→ What you should do
Write each record again exactly as it stands.
╔══
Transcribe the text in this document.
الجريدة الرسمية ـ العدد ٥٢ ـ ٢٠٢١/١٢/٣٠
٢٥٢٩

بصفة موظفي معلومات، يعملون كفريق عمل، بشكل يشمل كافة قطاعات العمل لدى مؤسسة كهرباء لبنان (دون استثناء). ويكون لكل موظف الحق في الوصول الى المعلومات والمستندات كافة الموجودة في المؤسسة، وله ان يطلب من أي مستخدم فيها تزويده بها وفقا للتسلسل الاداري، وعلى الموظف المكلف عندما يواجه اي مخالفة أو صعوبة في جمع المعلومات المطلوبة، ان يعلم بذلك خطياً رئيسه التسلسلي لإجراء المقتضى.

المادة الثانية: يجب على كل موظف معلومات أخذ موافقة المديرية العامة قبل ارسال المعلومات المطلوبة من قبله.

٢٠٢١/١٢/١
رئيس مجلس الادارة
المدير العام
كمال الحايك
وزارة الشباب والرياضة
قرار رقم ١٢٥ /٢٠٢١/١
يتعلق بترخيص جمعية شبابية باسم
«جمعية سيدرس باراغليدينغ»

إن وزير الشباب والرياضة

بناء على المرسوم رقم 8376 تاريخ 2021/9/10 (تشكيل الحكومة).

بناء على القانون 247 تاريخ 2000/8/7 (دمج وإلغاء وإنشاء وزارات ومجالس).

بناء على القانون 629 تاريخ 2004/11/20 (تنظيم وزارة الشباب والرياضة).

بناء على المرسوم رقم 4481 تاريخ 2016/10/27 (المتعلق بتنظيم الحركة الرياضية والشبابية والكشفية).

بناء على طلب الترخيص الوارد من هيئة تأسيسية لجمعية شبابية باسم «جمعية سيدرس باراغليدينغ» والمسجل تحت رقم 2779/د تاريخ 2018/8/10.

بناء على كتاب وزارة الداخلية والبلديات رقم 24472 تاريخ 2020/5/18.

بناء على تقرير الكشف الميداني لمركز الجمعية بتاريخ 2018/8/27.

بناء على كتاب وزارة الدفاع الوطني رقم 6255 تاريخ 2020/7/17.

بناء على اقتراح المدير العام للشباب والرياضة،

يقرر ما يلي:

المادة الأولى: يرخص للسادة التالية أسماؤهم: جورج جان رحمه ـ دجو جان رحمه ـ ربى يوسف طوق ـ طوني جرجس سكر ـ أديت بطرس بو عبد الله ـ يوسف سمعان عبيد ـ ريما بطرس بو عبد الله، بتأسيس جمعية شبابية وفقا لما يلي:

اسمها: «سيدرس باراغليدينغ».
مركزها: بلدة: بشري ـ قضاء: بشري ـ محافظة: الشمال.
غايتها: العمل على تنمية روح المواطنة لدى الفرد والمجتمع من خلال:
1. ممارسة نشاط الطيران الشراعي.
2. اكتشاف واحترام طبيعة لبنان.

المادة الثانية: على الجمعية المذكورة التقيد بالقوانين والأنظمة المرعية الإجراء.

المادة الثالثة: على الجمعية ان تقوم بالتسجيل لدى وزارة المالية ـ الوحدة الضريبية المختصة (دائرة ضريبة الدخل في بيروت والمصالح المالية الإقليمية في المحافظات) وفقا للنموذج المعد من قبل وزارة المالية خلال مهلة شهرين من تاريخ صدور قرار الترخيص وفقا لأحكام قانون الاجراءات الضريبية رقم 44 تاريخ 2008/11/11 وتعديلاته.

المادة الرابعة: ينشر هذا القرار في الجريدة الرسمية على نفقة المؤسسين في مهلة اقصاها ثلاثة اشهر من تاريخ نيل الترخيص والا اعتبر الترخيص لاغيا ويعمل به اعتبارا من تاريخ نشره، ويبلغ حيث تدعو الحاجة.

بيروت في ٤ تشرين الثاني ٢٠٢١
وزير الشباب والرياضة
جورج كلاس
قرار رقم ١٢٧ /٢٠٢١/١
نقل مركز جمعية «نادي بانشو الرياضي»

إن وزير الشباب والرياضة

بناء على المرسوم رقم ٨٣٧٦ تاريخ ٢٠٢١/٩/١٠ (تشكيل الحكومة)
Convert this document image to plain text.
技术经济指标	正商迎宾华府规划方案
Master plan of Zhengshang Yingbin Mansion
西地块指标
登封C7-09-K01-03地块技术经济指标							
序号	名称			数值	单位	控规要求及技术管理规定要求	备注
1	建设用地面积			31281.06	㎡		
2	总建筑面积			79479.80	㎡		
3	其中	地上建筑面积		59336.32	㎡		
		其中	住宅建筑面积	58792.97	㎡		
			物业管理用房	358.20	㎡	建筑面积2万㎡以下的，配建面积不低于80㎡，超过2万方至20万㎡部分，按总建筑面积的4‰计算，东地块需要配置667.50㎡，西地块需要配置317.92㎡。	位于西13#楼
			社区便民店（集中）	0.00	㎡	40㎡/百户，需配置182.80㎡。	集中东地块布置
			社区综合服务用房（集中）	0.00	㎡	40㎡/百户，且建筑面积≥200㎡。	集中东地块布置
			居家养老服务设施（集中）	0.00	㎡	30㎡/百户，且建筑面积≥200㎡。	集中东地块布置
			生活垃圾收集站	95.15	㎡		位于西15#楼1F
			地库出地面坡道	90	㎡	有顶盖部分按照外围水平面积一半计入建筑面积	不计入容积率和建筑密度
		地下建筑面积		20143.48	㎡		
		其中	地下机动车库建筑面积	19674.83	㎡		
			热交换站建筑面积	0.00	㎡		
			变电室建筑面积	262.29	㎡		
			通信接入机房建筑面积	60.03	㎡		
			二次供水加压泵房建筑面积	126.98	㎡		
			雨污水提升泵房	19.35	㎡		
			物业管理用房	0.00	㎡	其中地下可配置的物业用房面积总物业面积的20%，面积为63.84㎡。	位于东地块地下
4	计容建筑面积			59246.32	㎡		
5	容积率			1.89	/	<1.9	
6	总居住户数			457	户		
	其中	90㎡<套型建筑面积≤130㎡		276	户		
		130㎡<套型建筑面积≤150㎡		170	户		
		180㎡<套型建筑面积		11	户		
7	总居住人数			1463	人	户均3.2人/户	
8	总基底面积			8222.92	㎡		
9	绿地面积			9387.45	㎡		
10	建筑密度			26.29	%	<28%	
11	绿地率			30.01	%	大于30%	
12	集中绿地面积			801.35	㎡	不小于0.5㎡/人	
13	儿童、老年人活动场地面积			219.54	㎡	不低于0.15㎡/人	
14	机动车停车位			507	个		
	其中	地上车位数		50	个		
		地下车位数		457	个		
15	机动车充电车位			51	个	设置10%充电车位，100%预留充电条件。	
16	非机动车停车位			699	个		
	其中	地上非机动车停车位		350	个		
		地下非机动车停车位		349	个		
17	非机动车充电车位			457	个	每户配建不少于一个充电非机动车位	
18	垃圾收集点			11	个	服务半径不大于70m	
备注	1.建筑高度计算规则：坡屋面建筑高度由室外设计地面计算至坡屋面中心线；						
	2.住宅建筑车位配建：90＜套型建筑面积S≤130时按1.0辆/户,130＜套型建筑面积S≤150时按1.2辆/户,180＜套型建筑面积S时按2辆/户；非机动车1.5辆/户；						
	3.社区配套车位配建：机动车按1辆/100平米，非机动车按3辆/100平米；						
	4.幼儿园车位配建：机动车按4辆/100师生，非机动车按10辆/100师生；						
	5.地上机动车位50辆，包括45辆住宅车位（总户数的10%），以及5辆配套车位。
╚══
→ Problem solution
Transcribe the text in this document.
الجريدة الرسمية ـ العدد ٥٢ ـ ٢٠٢١/١٢/٣٠
٢٥٢٩

بصفة موظفي معلومات، يعملون كفريق عمل، بشكل يشمل كافة قطاعات العمل لدى مؤسسة كهرباء لبنان (دون استثناء). ويكون لكل موظف الحق في الوصول الى المعلومات والمستندات كافة الموجودة في المؤسسة، وله ان يطلب من أي مستخدم فيها تزويده بها وفقا للتسلسل الاداري، وعلى الموظف المكلف عندما يواجه اي مخالفة أو صعوبة في جمع المعلومات المطلوبة، ان يعلم بذلك خطياً رئيسه التسلسلي لإجراء المقتضى.

المادة الثانية: يجب على كل موظف معلومات أخذ موافقة المديرية العامة قبل ارسال المعلومات المطلوبة من قبله.

٢٠٢١/١٢/١
رئيس مجلس الادارة
المدير العام
كمال الحايك
وزارة الشباب والرياضة
قرار رقم ١٢٥ /٢٠٢١/١
يتعلق بترخيص جمعية شبابية باسم
«جمعية سيدرس باراغليدينغ»

إن وزير الشباب والرياضة

بناء على المرسوم رقم 8376 تاريخ 2021/9/10 (تشكيل الحكومة).

بناء على القانون 247 تاريخ 2000/8/7 (دمج وإلغاء وإنشاء وزارات ومجالس).

بناء على القانون 629 تاريخ 2004/11/20 (تنظيم وزارة الشباب والرياضة).

بناء على المرسوم رقم 4481 تاريخ 2016/10/27 (المتعلق بتنظيم الحركة الرياضية والشبابية والكشفية).

بناء على طلب الترخيص الوارد من هيئة تأسيسية لجمعية شبابية باسم «جمعية سيدرس باراغليدينغ» والمسجل تحت رقم 2779/د تاريخ 2018/8/10.

بناء على كتاب وزارة الداخلية والبلديات رقم 24472 تاريخ 2020/5/18.

بناء على تقرير الكشف الميداني لمركز الجمعية بتاريخ 2018/8/27.

بناء على كتاب وزارة الدفاع الوطني رقم 6255 تاريخ 2020/7/17.

بناء على اقتراح المدير العام للشباب والرياضة،

يقرر ما يلي:

المادة الأولى: يرخص للسادة التالية أسماؤهم: جورج جان رحمه ـ دجو جان رحمه ـ ربى يوسف طوق ـ طوني جرجس سكر ـ أديت بطرس بو عبد الله ـ يوسف سمعان عبيد ـ ريما بطرس بو عبد الله، بتأسيس جمعية شبابية وفقا لما يلي:

اسمها: «سيدرس باراغليدينغ».
مركزها: بلدة: بشري ـ قضاء: بشري ـ محافظة: الشمال.
غايتها: العمل على تنمية روح المواطنة لدى الفرد والمجتمع من خلال:
1. ممارسة نشاط الطيران الشراعي.
2. اكتشاف واحترام طبيعة لبنان.

المادة الثانية: على الجمعية المذكورة التقيد بالقوانين والأنظمة المرعية الإجراء.

المادة الثالثة: على الجمعية ان تقوم بالتسجيل لدى وزارة المالية ـ الوحدة الضريبية المختصة (دائرة ضريبة الدخل في بيروت والمصالح المالية الإقليمية في المحافظات) وفقا للنموذج المعد من قبل وزارة المالية خلال مهلة شهرين من تاريخ صدور قرار الترخيص وفقا لأحكام قانون الاجراءات الضريبية رقم 44 تاريخ 2008/11/11 وتعديلاته.

المادة الرابعة: ينشر هذا القرار في الجريدة الرسمية على نفقة المؤسسين في مهلة اقصاها ثلاثة اشهر من تاريخ نيل الترخيص والا اعتبر الترخيص لاغيا ويعمل به اعتبارا من تاريخ نشره، ويبلغ حيث تدعو الحاجة.

بيروت في ٤ تشرين الثاني ٢٠٢١
وزير الشباب والرياضة
جورج كلاس
قرار رقم ١٢٧ /٢٠٢١/١
نقل مركز جمعية «نادي بانشو الرياضي»

إن وزير الشباب والرياضة

بناء على المرسوم رقم ٨٣٧٦ تاريخ ٢٠٢١/٩/١٠ (تشكيل الحكومة)
Convert this document image to plain text.
技术经济指标	正商迎宾华府规划方案
Master plan of Zhengshang Yingbin Mansion
西地块指标
登封C7-09-K01-03地块技术经济指标							
序号	名称			数值	单位	控规要求及技术管理规定要求	备注
1	建设用地面积			31281.06	㎡		
2	总建筑面积			79479.80	㎡		
3	其中	地上建筑面积		59336.32	㎡		
		其中	住宅建筑面积	58792.97	㎡		
			物业管理用房	358.20	㎡	建筑面积2万㎡以下的，配建面积不低于80㎡，超过2万方至20万㎡部分，按总建筑面积的4‰计算，东地块需要配置667.50㎡，西地块需要配置317.92㎡。	位于西13#楼
			社区便民店（集中）	0.00	㎡	40㎡/百户，需配置182.80㎡。	集中东地块布置
			社区综合服务用房（集中）	0.00	㎡	40㎡/百户，且建筑面积≥200㎡。	集中东地块布置
			居家养老服务设施（集中）	0.00	㎡	30㎡/百户，且建筑面积≥200㎡。	集中东地块布置
			生活垃圾收集站	95.15	㎡		位于西15#楼1F
			地库出地面坡道	90	㎡	有顶盖部分按照外围水平面积一半计入建筑面积	不计入容积率和建筑密度
		地下建筑面积		20143.48	㎡		
		其中	地下机动车库建筑面积	19674.83	㎡		
			热交换站建筑面积	0.00	㎡		
			变电室建筑面积	262.29	㎡		
			通信接入机房建筑面积	60.03	㎡		
			二次供水加压泵房建筑面积	126.98	㎡		
			雨污水提升泵房	19.35	㎡		
			物业管理用房	0.00	㎡	其中地下可配置的物业用房面积总物业面积的20%，面积为63.84㎡。	位于东地块地下
4	计容建筑面积			59246.32	㎡		
5	容积率			1.89	/	<1.9	
6	总居住户数			457	户		
	其中	90㎡<套型建筑面积≤130㎡		276	户		
		130㎡<套型建筑面积≤150㎡		170	户		
		180㎡<套型建筑面积		11	户		
7	总居住人数			1463	人	户均3.2人/户	
8	总基底面积			8222.92	㎡		
9	绿地面积			9387.45	㎡		
10	建筑密度			26.29	%	<28%	
11	绿地率			30.01	%	大于30%	
12	集中绿地面积			801.35	㎡	不小于0.5㎡/人	
13	儿童、老年人活动场地面积			219.54	㎡	不低于0.15㎡/人	
14	机动车停车位			507	个		
	其中	地上车位数		50	个		
		地下车位数		457	个		
15	机动车充电车位			51	个	设置10%充电车位，100%预留充电条件。	
16	非机动车停车位			699	个		
	其中	地上非机动车停车位		350	个		
		地下非机动车停车位		349	个		
17	非机动车充电车位			457	个	每户配建不少于一个充电非机动车位	
18	垃圾收集点			11	个	服务半径不大于70m	
备注	1.建筑高度计算规则：坡屋面建筑高度由室外设计地面计算至坡屋面中心线；						
	2.住宅建筑车位配建：90＜套型建筑面积S≤130时按1.0辆/户,130＜套型建筑面积S≤150时按1.2辆/户,180＜套型建筑面积S时按2辆/户；非机动车1.5辆/户；						
	3.社区配套车位配建：机动车按1辆/100平米，非机动车按3辆/100平米；						
	4.幼儿园车位配建：机动车按4辆/100师生，非机动车按10辆/100师生；						
	5.地上机动车位50辆，包括45辆住宅车位（总户数的10%），以及5辆配套车位。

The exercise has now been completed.